## WHAT YOU HAVE TO DO
Without the pictures, set down every line of the data exactly.

___ GIVEN RECORDS

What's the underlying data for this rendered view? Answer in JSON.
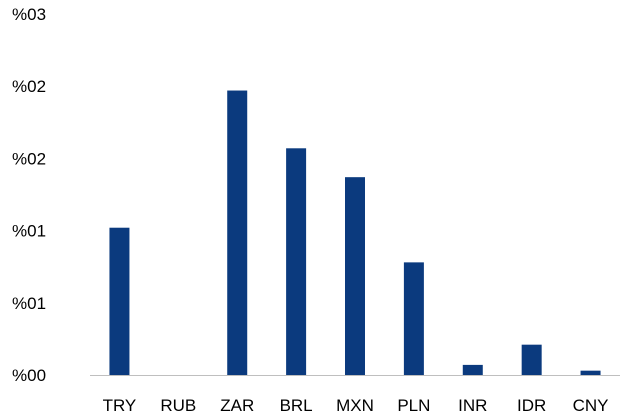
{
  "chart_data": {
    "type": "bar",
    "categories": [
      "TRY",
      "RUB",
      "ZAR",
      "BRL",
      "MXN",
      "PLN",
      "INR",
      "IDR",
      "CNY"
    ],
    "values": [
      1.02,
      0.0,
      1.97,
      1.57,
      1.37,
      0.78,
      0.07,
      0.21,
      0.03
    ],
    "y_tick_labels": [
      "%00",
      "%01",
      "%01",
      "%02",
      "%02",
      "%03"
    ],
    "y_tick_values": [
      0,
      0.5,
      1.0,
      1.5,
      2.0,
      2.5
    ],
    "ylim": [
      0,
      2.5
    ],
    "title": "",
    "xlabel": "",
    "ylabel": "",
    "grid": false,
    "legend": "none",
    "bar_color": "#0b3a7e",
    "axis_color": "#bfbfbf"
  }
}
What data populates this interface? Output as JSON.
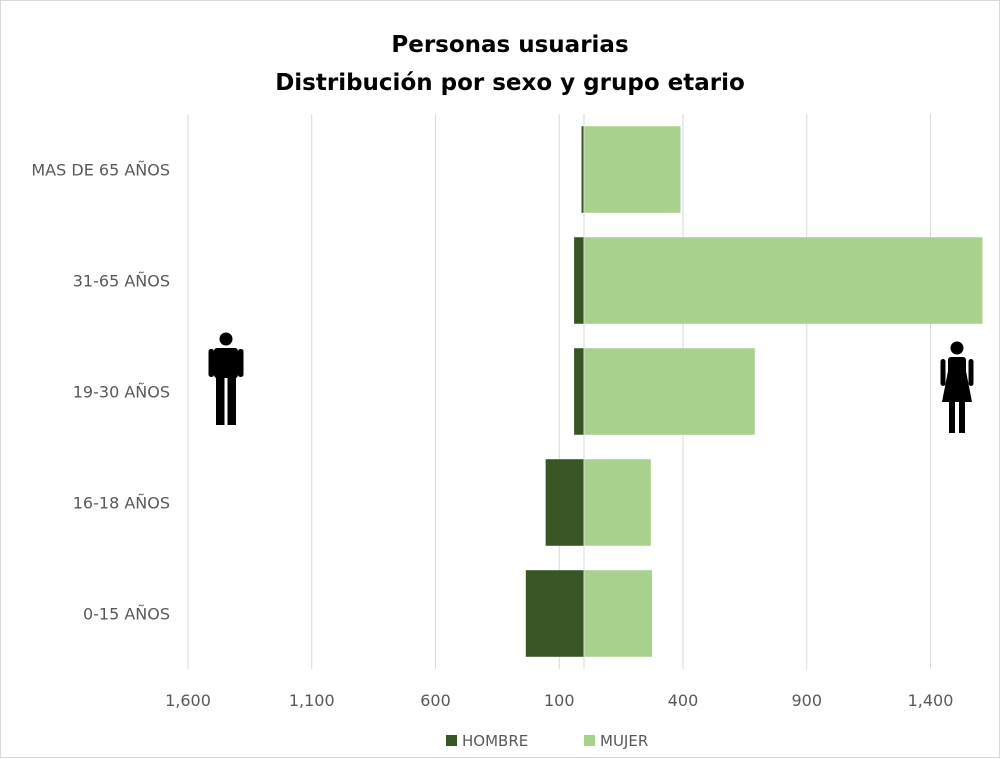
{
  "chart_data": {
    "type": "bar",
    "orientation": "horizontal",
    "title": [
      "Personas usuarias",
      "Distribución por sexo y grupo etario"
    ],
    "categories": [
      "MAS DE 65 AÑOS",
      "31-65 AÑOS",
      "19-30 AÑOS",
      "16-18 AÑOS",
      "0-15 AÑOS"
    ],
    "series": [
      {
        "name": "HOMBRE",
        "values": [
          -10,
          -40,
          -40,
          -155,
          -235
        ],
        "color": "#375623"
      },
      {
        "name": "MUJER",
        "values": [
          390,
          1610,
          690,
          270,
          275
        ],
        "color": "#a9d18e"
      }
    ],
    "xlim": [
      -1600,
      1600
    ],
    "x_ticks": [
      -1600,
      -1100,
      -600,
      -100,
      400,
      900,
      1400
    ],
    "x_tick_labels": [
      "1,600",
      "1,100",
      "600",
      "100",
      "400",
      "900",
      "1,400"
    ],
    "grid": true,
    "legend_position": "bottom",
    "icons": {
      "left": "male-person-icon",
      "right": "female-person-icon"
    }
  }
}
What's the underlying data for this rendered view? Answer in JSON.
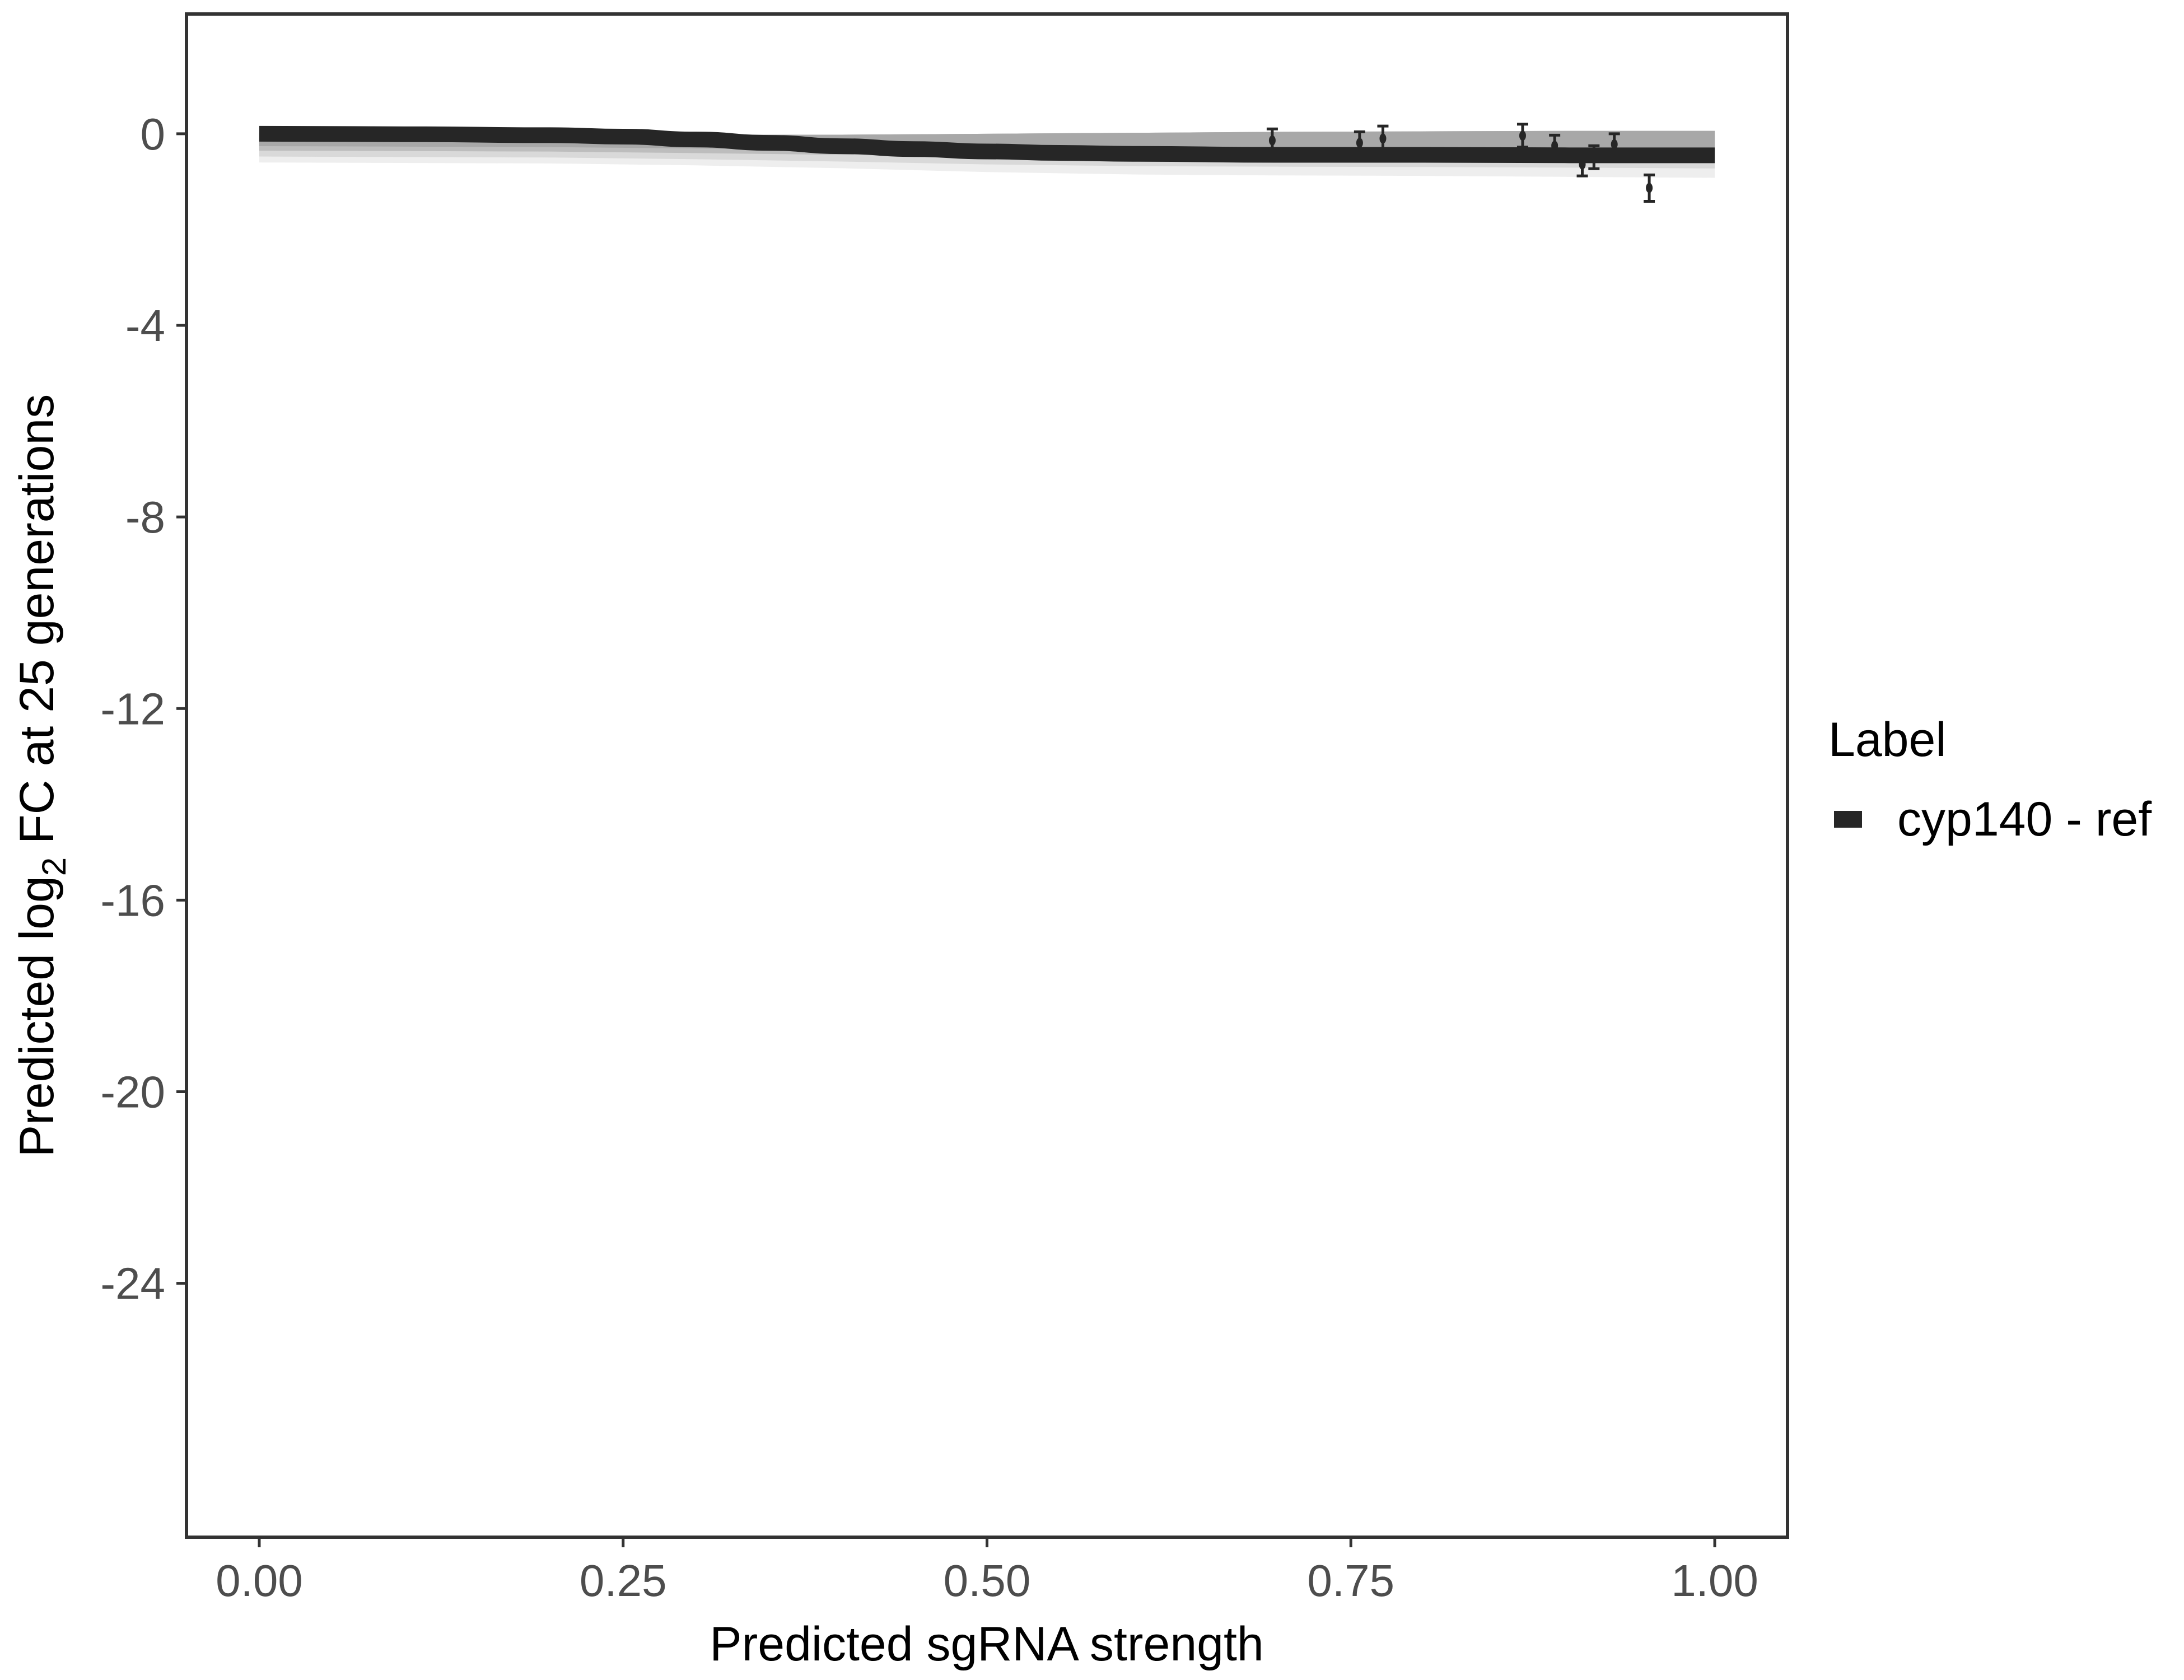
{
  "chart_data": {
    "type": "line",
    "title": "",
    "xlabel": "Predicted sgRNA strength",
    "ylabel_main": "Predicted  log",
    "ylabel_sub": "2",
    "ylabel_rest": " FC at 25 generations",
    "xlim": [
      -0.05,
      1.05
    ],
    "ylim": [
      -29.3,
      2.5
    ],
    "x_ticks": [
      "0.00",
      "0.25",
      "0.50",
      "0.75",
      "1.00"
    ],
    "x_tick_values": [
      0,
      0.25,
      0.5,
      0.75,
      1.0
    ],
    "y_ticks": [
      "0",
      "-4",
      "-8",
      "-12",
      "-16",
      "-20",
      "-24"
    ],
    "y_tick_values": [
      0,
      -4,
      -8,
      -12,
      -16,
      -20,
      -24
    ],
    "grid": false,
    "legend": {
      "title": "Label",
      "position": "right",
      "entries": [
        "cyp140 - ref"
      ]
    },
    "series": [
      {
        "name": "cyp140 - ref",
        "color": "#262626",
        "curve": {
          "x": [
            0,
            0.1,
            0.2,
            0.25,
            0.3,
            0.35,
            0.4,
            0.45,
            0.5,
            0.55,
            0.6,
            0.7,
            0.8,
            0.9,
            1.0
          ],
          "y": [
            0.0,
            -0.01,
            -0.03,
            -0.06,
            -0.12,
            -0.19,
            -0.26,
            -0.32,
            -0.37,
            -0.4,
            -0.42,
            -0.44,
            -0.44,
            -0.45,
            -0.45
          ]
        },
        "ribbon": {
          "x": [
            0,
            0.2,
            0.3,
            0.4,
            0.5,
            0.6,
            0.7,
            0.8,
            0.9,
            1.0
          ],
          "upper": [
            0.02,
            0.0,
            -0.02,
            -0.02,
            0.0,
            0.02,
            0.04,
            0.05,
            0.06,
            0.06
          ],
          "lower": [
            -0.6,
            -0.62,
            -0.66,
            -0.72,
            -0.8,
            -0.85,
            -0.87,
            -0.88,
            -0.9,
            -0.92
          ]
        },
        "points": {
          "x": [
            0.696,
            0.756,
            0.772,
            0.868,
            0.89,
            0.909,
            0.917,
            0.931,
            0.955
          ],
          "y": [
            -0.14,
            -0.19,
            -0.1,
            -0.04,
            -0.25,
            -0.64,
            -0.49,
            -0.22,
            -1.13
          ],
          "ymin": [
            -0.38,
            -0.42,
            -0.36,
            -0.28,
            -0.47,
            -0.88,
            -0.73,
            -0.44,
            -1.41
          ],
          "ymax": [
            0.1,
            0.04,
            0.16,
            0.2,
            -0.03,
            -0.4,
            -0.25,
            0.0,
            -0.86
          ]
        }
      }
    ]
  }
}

______

## WRITTEN REPLY
What's the underlying data for this rendered view? Answer in JSON.
{
  "chart_data": {
    "type": "bar",
    "categories": [
      "TRY",
      "RUB",
      "ZAR",
      "BRL",
      "MXN",
      "PLN",
      "INR",
      "IDR",
      "CNY"
    ],
    "values": [
      1.02,
      0.0,
      1.97,
      1.57,
      1.37,
      0.78,
      0.07,
      0.21,
      0.03
    ],
    "y_tick_labels": [
      "%00",
      "%01",
      "%01",
      "%02",
      "%02",
      "%03"
    ],
    "y_tick_values": [
      0,
      0.5,
      1.0,
      1.5,
      2.0,
      2.5
    ],
    "ylim": [
      0,
      2.5
    ],
    "title": "",
    "xlabel": "",
    "ylabel": "",
    "grid": false,
    "legend": "none",
    "bar_color": "#0b3a7e",
    "axis_color": "#bfbfbf"
  }
}
What data populates this interface? Output as JSON.
{
  "chart_data": {
    "type": "bar",
    "orientation": "horizontal",
    "title": [
      "Personas usuarias",
      "Distribución por sexo y grupo etario"
    ],
    "categories": [
      "MAS DE 65 AÑOS",
      "31-65 AÑOS",
      "19-30 AÑOS",
      "16-18 AÑOS",
      "0-15 AÑOS"
    ],
    "series": [
      {
        "name": "HOMBRE",
        "values": [
          -10,
          -40,
          -40,
          -155,
          -235
        ],
        "color": "#375623"
      },
      {
        "name": "MUJER",
        "values": [
          390,
          1610,
          690,
          270,
          275
        ],
        "color": "#a9d18e"
      }
    ],
    "xlim": [
      -1600,
      1600
    ],
    "x_ticks": [
      -1600,
      -1100,
      -600,
      -100,
      400,
      900,
      1400
    ],
    "x_tick_labels": [
      "1,600",
      "1,100",
      "600",
      "100",
      "400",
      "900",
      "1,400"
    ],
    "grid": true,
    "legend_position": "bottom",
    "icons": {
      "left": "male-person-icon",
      "right": "female-person-icon"
    }
  }
}
What's the underlying data for this rendered view? Answer in JSON.
{
  "chart_data": {
    "type": "line",
    "title": "",
    "xlabel": "Predicted sgRNA strength",
    "ylabel_main": "Predicted  log",
    "ylabel_sub": "2",
    "ylabel_rest": " FC at 25 generations",
    "xlim": [
      -0.05,
      1.05
    ],
    "ylim": [
      -29.3,
      2.5
    ],
    "x_ticks": [
      "0.00",
      "0.25",
      "0.50",
      "0.75",
      "1.00"
    ],
    "x_tick_values": [
      0,
      0.25,
      0.5,
      0.75,
      1.0
    ],
    "y_ticks": [
      "0",
      "-4",
      "-8",
      "-12",
      "-16",
      "-20",
      "-24"
    ],
    "y_tick_values": [
      0,
      -4,
      -8,
      -12,
      -16,
      -20,
      -24
    ],
    "grid": false,
    "legend": {
      "title": "Label",
      "position": "right",
      "entries": [
        "cyp140 - ref"
      ]
    },
    "series": [
      {
        "name": "cyp140 - ref",
        "color": "#262626",
        "curve": {
          "x": [
            0,
            0.1,
            0.2,
            0.25,
            0.3,
            0.35,
            0.4,
            0.45,
            0.5,
            0.55,
            0.6,
            0.7,
            0.8,
            0.9,
            1.0
          ],
          "y": [
            0.0,
            -0.01,
            -0.03,
            -0.06,
            -0.12,
            -0.19,
            -0.26,
            -0.32,
            -0.37,
            -0.4,
            -0.42,
            -0.44,
            -0.44,
            -0.45,
            -0.45
          ]
        },
        "ribbon": {
          "x": [
            0,
            0.2,
            0.3,
            0.4,
            0.5,
            0.6,
            0.7,
            0.8,
            0.9,
            1.0
          ],
          "upper": [
            0.02,
            0.0,
            -0.02,
            -0.02,
            0.0,
            0.02,
            0.04,
            0.05,
            0.06,
            0.06
          ],
          "lower": [
            -0.6,
            -0.62,
            -0.66,
            -0.72,
            -0.8,
            -0.85,
            -0.87,
            -0.88,
            -0.9,
            -0.92
          ]
        },
        "points": {
          "x": [
            0.696,
            0.756,
            0.772,
            0.868,
            0.89,
            0.909,
            0.917,
            0.931,
            0.955
          ],
          "y": [
            -0.14,
            -0.19,
            -0.1,
            -0.04,
            -0.25,
            -0.64,
            -0.49,
            -0.22,
            -1.13
          ],
          "ymin": [
            -0.38,
            -0.42,
            -0.36,
            -0.28,
            -0.47,
            -0.88,
            -0.73,
            -0.44,
            -1.41
          ],
          "ymax": [
            0.1,
            0.04,
            0.16,
            0.2,
            -0.03,
            -0.4,
            -0.25,
            0.0,
            -0.86
          ]
        }
      }
    ]
  }
}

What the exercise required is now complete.